* [CHALLENGE]: Copy out each line featuring the string "institutions" from the entries beneath.

* [MATERIAL SUPPLIED]:
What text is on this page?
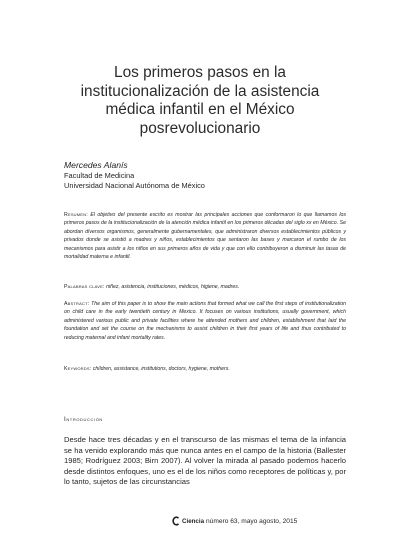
Los primeros pasos en la institucionalización de la asistencia médica infantil en el México posrevolucionario
Mercedes Alanís
Facultad de Medicina
Universidad Nacional Autónoma de México

Resumen: El objetivo del presente escrito es mostrar las principales acciones que conformaron lo que llamamos los primeros pasos de la institucionalización de la atención médica infantil en los primeros décadas del siglo xx en México. Se abordan diversos organismos, generalmente gubernamentales, que administraron diversos establecimientos públicos y privados donde se asistió a madres y niños, establecimientos que sentaron las bases y marcaron el rumbo de los mecanismos para asistir a los niños en sus primeros años de vida y que con ello contribuyeron a disminuir las tasas de mortalidad materna e infantil.

Palabras clave: niñez, asistencia, instituciones, médicos, higiene, madres.

Abstract: The aim of this paper is to show the main actions that formed what we call the first steps of institutionalization on child care in the early twentieth century in Mexico. It focuses on various institutions, usually government, which administered various public and private facilities where he attended mothers and children, establishment that laid the foundation and set the course on the mechanisms to assist children in their first years of life and thus contributed to reducing maternal and infant mortality rates.

Keywords: children, assistance, institutions, doctors, hygiene, mothers.

Introducción

Desde hace tres décadas y en el transcurso de las mismas el tema de la infancia se ha venido explorando más que nunca antes en el campo de la historia (Ballester 1985; Rodríguez 2003; Birn 2007). Al volver la mirada al pasado podemos hacerlo desde distintos enfoques, uno es el de los niños como receptores de políticas y, por lo tanto, sujetos de las circunstancias

Ciencia número 63, mayo agosto, 2015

* [SOLUTION TO THIS PROBLEM]:
Abstract: The aim of this paper is to show the main actions that formed what we call the first steps of institutionalization on child care in the early twentieth century in Mexico. It focuses on various institutions, usually government, which administered various public and private facilities where he attended mothers and children, establishment that laid the foundation and set the course on the mechanisms to assist children in their first years of life and thus contributed to reducing maternal and infant mortality rates.
Keywords: children, assistance, institutions, doctors, hygiene, mothers.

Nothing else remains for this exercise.